### Required work
Reproduce every one of the records below verbatim, line for line.

--- Start The records ---

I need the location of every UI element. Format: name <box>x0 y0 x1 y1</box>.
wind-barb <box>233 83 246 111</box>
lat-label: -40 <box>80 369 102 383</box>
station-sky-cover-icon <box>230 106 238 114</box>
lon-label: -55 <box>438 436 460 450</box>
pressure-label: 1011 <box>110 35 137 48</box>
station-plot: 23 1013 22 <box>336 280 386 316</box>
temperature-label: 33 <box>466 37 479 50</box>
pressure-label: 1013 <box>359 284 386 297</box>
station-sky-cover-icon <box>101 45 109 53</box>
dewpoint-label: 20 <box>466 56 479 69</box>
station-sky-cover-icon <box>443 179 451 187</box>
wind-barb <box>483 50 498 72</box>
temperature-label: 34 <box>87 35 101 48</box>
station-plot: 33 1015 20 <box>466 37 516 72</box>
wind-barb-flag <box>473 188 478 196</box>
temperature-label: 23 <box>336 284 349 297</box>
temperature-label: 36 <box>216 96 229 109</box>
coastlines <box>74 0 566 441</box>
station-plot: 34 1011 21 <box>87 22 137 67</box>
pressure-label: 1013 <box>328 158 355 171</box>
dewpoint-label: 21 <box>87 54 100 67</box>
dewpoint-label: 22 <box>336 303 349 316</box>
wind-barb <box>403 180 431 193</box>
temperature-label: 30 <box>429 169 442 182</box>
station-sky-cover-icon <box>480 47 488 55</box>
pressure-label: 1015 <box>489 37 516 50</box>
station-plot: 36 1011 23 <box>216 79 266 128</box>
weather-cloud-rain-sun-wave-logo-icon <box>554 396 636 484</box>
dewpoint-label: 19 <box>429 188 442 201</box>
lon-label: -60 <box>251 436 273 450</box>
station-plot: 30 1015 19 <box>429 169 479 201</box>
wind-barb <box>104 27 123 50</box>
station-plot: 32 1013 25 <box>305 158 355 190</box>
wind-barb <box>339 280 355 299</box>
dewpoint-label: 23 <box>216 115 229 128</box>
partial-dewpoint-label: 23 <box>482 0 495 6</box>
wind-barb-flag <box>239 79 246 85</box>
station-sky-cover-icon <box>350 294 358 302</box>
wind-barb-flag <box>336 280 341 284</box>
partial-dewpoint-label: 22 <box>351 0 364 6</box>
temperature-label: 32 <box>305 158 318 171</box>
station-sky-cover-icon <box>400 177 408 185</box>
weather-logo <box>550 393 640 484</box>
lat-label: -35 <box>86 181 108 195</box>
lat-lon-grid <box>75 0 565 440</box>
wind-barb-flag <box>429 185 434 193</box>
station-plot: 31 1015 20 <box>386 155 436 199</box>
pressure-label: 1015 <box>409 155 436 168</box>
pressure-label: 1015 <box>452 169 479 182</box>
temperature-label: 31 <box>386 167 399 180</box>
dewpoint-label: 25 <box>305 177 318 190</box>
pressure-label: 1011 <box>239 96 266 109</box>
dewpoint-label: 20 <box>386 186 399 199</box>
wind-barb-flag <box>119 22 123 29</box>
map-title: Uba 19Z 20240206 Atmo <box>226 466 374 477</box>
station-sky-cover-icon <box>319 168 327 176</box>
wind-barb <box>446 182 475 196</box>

--- End The records ---

### In response
I need the location of every UI element. Format: name <box>x0 y0 x1 y1</box>.
wind-barb <box>233 83 246 111</box>
lat-label: -40 <box>80 369 102 383</box>
station-sky-cover-icon <box>230 106 238 114</box>
lon-label: -55 <box>438 436 460 450</box>
pressure-label: 1011 <box>110 35 137 48</box>
station-plot: 23 1013 22 <box>336 280 386 316</box>
temperature-label: 33 <box>466 37 479 50</box>
pressure-label: 1013 <box>359 284 386 297</box>
station-sky-cover-icon <box>101 45 109 53</box>
dewpoint-label: 20 <box>466 56 479 69</box>
station-sky-cover-icon <box>443 179 451 187</box>
wind-barb <box>483 50 498 72</box>
temperature-label: 34 <box>87 35 101 48</box>
station-plot: 33 1015 20 <box>466 37 516 72</box>
wind-barb-flag <box>473 188 478 196</box>
temperature-label: 23 <box>336 284 349 297</box>
temperature-label: 36 <box>216 96 229 109</box>
coastlines <box>74 0 566 441</box>
station-plot: 34 1011 21 <box>87 22 137 67</box>
pressure-label: 1013 <box>328 158 355 171</box>
dewpoint-label: 21 <box>87 54 100 67</box>
dewpoint-label: 22 <box>336 303 349 316</box>
wind-barb <box>403 180 431 193</box>
temperature-label: 30 <box>429 169 442 182</box>
station-sky-cover-icon <box>480 47 488 55</box>
pressure-label: 1015 <box>489 37 516 50</box>
station-plot: 36 1011 23 <box>216 79 266 128</box>
weather-cloud-rain-sun-wave-logo-icon <box>554 396 636 484</box>
dewpoint-label: 19 <box>429 188 442 201</box>
lon-label: -60 <box>251 436 273 450</box>
station-plot: 30 1015 19 <box>429 169 479 201</box>
wind-barb <box>104 27 123 50</box>
station-plot: 32 1013 25 <box>305 158 355 190</box>
wind-barb <box>339 280 355 299</box>
dewpoint-label: 23 <box>216 115 229 128</box>
partial-dewpoint-label: 23 <box>482 0 495 6</box>
wind-barb-flag <box>239 79 246 85</box>
station-sky-cover-icon <box>350 294 358 302</box>
wind-barb-flag <box>336 280 341 284</box>
partial-dewpoint-label: 22 <box>351 0 364 6</box>
temperature-label: 32 <box>305 158 318 171</box>
station-sky-cover-icon <box>400 177 408 185</box>
weather-logo <box>550 393 640 484</box>
lat-label: -35 <box>86 181 108 195</box>
lat-lon-grid <box>75 0 565 440</box>
wind-barb-flag <box>429 185 434 193</box>
station-plot: 31 1015 20 <box>386 155 436 199</box>
pressure-label: 1015 <box>409 155 436 168</box>
pressure-label: 1015 <box>452 169 479 182</box>
temperature-label: 31 <box>386 167 399 180</box>
dewpoint-label: 25 <box>305 177 318 190</box>
pressure-label: 1011 <box>239 96 266 109</box>
dewpoint-label: 20 <box>386 186 399 199</box>
wind-barb-flag <box>119 22 123 29</box>
map-title: Uba 19Z 20240206 Atmo <box>226 466 374 477</box>
station-sky-cover-icon <box>319 168 327 176</box>
wind-barb <box>446 182 475 196</box>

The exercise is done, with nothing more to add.